### Problem statement
Search the listing below for the word "title" and copy each line that holds it.

### Saved data entries

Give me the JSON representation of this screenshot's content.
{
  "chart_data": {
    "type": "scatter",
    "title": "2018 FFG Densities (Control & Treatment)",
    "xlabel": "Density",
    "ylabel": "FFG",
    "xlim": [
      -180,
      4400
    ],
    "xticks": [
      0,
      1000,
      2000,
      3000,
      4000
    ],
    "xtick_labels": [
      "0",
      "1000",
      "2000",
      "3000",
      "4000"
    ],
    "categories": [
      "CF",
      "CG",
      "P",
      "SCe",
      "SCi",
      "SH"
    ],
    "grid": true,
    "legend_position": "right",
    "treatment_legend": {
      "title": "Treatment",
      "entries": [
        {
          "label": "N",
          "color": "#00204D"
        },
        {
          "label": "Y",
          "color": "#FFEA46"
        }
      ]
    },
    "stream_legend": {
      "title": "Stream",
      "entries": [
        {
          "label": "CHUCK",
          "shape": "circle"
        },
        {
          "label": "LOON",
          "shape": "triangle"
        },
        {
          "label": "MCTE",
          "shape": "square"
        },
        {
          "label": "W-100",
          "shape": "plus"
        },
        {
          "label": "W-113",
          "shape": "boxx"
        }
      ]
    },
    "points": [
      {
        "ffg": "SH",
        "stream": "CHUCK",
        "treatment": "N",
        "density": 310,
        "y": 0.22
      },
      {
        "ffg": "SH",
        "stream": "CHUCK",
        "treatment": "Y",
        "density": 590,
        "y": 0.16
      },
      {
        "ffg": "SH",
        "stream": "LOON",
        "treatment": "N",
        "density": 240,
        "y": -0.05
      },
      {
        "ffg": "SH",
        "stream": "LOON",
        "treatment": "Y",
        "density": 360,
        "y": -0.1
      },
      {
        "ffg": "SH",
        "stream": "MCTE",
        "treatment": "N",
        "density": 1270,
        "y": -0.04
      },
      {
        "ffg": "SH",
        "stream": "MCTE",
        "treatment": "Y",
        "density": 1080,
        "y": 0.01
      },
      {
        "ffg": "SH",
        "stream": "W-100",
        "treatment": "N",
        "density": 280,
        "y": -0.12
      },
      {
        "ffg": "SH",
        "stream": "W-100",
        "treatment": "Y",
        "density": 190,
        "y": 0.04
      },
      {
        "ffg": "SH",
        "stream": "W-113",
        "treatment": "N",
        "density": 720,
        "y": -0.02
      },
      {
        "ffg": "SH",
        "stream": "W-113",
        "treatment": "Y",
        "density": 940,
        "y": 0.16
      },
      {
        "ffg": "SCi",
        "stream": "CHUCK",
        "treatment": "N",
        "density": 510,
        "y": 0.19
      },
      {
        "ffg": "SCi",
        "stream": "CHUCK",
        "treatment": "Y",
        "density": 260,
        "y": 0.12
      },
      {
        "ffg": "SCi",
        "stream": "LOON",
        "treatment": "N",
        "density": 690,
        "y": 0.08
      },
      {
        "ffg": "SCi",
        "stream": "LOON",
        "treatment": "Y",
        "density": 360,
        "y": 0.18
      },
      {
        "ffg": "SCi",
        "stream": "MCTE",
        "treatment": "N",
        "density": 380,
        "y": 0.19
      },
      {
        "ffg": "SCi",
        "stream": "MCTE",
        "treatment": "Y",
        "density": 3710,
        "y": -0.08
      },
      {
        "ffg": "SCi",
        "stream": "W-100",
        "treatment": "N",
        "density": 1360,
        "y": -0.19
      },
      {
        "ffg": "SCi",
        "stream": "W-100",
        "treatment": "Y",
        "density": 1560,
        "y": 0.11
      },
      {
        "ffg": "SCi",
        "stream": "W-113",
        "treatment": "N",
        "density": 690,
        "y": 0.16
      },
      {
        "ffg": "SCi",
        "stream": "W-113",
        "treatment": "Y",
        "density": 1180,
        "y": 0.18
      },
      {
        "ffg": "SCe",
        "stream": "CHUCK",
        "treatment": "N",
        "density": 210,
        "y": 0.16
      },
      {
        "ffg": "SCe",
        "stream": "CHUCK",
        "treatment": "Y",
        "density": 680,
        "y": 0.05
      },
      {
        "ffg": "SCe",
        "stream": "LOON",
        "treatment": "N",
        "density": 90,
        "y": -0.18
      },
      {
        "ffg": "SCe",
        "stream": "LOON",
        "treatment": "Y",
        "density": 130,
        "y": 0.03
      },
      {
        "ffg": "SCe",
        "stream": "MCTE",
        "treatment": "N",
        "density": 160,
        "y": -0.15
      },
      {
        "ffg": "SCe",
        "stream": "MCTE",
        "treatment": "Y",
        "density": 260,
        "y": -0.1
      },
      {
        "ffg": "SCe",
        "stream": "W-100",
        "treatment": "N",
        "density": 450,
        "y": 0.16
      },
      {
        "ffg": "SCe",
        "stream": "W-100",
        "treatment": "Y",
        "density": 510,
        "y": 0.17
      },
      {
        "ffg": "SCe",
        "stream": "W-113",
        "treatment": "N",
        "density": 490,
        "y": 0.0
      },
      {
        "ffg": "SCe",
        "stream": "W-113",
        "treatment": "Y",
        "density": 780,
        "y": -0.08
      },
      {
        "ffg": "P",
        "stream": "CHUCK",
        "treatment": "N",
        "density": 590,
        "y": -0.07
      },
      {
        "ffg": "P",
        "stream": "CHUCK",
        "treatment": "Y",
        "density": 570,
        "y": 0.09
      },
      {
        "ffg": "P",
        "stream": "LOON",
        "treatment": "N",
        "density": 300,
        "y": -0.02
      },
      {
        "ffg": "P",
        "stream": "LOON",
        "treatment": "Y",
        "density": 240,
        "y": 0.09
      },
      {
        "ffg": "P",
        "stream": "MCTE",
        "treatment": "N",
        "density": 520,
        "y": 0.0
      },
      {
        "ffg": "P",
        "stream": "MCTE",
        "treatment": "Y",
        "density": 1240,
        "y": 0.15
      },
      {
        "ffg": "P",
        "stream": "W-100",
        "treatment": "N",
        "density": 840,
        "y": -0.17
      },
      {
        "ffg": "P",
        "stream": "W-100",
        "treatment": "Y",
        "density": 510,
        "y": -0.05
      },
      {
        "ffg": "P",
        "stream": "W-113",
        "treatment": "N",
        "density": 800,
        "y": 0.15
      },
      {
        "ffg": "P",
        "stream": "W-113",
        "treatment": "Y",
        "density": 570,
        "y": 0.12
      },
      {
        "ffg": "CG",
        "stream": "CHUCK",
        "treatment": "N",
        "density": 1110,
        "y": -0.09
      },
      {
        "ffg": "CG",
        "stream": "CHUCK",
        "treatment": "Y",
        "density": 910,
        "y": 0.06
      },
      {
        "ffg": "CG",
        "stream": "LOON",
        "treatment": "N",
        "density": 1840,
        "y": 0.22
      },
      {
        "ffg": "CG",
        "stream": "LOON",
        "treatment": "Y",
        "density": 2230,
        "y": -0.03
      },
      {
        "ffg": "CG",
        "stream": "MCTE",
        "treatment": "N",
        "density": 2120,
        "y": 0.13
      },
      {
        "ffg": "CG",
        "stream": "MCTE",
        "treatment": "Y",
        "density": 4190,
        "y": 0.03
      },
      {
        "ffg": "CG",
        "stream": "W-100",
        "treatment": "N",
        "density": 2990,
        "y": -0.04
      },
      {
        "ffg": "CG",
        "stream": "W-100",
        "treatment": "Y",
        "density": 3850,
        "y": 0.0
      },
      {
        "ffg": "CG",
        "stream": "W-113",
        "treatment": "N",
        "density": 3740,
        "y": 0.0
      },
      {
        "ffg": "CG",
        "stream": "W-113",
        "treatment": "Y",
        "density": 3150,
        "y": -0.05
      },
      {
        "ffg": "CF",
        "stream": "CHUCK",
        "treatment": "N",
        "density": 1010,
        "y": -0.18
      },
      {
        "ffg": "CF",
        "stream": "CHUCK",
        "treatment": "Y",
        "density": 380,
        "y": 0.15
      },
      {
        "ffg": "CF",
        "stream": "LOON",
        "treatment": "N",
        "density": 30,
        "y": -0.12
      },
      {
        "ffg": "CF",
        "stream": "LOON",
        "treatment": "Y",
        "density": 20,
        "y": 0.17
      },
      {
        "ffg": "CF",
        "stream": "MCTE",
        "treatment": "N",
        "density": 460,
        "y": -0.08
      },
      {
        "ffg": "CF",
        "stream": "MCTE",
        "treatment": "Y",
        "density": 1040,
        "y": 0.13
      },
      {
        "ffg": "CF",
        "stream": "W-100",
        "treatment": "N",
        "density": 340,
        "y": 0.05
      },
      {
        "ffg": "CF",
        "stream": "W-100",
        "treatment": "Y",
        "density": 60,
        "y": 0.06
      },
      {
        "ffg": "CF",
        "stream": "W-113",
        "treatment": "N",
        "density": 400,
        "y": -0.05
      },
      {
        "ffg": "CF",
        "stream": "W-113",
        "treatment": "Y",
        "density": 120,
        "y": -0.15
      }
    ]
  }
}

### Final answer
    "title": "2018 FFG Densities (Control & Treatment)",
      "title": "Treatment",
      "title": "Stream",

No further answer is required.